◆ What you should do: Swap "depth-tick" for "depth-marker" in the material from its start through the line with "57, 2138, 65]", and write out only those lines with nothing else changed.
— Begin Material for this task —
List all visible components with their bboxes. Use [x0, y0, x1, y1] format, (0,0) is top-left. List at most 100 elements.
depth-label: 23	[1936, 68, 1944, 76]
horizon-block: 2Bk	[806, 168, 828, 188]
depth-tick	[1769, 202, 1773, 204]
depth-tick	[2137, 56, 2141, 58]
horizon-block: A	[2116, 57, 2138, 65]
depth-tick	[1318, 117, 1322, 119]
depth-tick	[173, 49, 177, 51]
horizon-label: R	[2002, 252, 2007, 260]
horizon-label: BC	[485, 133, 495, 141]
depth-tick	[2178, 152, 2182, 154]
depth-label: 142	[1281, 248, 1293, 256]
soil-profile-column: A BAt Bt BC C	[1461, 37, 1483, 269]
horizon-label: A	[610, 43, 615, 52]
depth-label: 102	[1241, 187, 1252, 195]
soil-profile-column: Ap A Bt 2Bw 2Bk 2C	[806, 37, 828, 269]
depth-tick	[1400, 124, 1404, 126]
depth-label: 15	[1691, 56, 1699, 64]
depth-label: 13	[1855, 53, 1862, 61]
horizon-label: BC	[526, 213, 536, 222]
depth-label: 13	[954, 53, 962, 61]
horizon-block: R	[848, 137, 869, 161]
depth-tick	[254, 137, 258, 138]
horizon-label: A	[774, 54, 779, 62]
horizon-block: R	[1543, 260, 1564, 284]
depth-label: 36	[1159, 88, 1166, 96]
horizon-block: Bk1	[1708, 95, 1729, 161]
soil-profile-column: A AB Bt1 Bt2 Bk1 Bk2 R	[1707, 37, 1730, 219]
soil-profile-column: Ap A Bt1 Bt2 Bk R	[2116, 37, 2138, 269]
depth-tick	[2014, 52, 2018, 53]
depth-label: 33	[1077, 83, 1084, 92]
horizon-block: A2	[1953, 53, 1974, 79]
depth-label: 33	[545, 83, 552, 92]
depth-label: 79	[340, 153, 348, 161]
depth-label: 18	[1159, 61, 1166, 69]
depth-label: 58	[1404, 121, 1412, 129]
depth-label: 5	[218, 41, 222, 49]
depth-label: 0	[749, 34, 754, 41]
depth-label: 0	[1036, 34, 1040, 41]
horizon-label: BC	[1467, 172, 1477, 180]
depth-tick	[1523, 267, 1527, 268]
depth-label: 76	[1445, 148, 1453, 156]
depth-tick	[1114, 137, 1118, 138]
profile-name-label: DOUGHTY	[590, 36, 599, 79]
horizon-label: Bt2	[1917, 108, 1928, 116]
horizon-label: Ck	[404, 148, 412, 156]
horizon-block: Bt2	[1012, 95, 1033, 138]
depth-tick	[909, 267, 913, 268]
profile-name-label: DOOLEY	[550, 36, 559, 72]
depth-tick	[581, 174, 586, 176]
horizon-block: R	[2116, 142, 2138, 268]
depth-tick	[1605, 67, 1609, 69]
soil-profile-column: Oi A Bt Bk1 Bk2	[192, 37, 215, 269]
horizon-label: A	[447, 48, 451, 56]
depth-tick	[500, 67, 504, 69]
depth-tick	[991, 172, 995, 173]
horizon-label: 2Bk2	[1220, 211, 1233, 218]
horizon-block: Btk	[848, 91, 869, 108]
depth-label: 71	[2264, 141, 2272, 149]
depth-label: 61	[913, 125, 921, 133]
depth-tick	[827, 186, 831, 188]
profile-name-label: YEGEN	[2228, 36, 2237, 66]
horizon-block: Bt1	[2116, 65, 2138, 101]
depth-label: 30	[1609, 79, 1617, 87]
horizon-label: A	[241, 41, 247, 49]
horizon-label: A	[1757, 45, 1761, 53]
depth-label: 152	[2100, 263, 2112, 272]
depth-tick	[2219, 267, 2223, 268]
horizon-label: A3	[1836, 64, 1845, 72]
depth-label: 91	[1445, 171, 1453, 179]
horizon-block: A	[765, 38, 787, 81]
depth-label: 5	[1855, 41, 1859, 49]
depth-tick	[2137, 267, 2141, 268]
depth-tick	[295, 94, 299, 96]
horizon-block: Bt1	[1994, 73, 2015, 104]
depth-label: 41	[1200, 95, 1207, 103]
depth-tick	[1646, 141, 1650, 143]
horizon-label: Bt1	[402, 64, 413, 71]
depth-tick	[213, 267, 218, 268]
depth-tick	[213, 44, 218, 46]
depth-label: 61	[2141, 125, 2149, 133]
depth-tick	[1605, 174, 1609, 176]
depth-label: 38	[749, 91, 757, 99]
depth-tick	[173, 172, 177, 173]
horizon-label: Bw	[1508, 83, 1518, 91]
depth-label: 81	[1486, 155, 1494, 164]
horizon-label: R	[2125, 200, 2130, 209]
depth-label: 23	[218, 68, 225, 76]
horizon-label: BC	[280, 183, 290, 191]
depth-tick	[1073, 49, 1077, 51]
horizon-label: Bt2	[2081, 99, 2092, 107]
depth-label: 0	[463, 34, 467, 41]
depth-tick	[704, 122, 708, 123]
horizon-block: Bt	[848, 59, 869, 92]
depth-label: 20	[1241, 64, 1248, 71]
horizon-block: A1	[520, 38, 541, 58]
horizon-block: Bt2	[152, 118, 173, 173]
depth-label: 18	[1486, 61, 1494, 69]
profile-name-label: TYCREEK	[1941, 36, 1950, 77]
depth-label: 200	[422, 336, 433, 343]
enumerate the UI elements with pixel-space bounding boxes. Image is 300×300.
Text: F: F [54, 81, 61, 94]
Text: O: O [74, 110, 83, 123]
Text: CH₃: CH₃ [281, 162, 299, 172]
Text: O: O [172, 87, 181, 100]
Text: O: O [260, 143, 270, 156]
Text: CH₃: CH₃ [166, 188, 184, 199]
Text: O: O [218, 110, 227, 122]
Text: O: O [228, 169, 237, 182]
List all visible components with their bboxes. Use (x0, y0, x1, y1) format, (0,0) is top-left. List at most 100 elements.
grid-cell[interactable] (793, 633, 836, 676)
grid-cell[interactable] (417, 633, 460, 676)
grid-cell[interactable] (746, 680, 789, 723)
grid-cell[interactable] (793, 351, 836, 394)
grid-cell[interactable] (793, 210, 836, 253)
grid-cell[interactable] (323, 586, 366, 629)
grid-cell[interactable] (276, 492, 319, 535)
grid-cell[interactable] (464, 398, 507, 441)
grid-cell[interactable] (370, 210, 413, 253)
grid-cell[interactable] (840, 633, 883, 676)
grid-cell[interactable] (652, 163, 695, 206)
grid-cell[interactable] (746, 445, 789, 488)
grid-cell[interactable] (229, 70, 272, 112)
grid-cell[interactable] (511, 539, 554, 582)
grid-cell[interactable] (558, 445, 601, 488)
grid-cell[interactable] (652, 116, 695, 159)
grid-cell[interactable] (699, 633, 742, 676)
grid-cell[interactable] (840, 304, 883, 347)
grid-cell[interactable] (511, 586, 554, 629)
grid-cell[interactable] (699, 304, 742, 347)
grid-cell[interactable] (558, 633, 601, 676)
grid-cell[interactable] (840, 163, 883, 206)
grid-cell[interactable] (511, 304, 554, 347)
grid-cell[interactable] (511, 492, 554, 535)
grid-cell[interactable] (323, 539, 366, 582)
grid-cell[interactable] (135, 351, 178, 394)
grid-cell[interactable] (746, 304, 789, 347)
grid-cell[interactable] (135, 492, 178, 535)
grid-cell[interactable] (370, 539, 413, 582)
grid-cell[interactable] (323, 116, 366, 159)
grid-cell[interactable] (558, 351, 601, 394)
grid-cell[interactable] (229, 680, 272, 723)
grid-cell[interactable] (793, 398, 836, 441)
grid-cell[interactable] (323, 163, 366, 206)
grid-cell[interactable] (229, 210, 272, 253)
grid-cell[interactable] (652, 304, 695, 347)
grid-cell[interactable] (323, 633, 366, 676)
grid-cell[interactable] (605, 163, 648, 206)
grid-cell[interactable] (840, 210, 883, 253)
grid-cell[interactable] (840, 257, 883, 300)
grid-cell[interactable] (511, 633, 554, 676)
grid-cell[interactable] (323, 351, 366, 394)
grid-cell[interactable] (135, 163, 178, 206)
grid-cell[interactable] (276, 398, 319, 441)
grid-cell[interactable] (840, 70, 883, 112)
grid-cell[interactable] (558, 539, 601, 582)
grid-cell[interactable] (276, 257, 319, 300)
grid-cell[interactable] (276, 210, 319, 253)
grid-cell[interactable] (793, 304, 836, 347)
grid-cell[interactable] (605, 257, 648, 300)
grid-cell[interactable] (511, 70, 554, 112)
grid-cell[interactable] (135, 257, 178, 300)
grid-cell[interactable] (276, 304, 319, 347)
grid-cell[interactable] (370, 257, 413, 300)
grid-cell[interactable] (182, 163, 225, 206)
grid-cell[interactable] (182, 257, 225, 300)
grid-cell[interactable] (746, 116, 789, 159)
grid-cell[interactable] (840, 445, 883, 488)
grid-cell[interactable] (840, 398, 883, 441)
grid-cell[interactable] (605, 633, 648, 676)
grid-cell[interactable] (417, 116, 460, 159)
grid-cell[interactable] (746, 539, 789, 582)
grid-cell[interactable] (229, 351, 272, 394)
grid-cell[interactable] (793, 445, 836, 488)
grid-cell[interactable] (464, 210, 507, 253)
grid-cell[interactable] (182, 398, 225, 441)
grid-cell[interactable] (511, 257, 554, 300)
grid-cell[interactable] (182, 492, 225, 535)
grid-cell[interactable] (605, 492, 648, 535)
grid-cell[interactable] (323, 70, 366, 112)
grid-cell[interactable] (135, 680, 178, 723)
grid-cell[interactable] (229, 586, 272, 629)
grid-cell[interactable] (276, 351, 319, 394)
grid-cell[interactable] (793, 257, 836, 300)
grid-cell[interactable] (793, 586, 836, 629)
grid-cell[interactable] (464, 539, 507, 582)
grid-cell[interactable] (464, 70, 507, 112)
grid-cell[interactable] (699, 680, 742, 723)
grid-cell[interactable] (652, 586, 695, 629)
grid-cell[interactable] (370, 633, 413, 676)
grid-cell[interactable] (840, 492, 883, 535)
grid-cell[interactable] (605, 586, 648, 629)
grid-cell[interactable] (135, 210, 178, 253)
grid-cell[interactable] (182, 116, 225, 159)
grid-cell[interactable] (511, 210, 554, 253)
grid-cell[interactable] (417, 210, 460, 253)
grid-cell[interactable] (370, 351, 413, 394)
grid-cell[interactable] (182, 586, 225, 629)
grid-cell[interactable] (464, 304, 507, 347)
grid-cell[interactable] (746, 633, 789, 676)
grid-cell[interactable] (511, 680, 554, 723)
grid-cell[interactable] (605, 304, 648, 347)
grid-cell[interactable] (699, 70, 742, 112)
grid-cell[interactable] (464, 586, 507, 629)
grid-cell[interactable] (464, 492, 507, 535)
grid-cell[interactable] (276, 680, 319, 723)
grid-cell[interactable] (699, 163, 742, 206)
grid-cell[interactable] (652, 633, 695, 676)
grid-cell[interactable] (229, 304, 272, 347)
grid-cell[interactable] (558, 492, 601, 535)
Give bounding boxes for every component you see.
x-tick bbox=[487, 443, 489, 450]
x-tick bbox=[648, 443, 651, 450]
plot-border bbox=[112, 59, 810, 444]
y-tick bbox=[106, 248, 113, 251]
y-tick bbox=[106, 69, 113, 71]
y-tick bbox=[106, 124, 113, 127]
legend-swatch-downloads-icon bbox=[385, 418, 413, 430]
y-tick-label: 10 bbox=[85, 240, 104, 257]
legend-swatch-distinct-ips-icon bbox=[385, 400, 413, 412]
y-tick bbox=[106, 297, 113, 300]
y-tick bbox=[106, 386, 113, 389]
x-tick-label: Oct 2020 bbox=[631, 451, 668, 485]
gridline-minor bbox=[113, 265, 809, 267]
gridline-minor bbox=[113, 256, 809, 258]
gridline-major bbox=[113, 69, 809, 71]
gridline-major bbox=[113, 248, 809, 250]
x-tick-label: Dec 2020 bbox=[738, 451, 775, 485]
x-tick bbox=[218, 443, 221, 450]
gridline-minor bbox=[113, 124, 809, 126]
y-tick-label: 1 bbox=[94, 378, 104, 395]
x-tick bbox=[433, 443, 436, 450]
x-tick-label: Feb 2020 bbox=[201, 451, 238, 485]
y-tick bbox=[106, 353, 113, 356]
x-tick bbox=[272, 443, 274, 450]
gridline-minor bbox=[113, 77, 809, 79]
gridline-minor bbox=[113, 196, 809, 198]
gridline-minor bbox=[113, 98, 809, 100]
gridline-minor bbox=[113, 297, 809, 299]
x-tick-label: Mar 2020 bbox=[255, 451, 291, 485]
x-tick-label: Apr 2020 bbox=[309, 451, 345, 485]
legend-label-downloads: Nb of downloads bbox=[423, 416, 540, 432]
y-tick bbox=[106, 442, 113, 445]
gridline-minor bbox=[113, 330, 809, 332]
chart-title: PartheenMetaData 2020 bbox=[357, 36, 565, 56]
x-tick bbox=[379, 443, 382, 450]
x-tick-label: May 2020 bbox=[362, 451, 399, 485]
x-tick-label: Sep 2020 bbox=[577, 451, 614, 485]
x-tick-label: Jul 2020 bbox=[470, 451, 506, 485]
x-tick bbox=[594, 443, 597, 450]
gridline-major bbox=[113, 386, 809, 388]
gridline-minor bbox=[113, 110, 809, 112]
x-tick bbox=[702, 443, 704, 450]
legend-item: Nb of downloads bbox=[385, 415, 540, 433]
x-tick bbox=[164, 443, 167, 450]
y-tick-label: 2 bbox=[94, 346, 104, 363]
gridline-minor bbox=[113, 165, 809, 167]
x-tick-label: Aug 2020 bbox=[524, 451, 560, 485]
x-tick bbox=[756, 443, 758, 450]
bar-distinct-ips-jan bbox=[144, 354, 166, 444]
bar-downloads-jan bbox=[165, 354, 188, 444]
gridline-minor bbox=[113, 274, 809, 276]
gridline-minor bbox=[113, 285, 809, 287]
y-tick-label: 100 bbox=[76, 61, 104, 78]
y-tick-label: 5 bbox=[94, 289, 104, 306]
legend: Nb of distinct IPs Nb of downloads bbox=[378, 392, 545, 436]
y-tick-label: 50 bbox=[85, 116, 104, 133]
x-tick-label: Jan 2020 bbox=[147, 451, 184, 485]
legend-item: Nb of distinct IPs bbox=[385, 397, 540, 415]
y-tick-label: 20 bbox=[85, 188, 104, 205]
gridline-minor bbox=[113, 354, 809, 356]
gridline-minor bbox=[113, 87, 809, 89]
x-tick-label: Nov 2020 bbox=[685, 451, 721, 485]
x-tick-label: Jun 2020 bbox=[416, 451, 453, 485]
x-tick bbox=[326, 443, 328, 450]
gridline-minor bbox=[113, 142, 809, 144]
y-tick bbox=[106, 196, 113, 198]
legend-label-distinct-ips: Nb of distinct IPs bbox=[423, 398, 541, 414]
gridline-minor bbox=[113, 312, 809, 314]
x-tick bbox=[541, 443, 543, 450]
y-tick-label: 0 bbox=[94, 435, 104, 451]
— End Material for this task —
◆ Written solution:
List all visible components with their bboxes. Use [x0, y0, x1, y1] format, (0,0) is top-left. List at most 100 elements.
depth-label: 23	[1936, 68, 1944, 76]
horizon-block: 2Bk	[806, 168, 828, 188]
depth-marker	[1769, 202, 1773, 204]
depth-marker	[2137, 56, 2141, 58]
horizon-block: A	[2116, 57, 2138, 65]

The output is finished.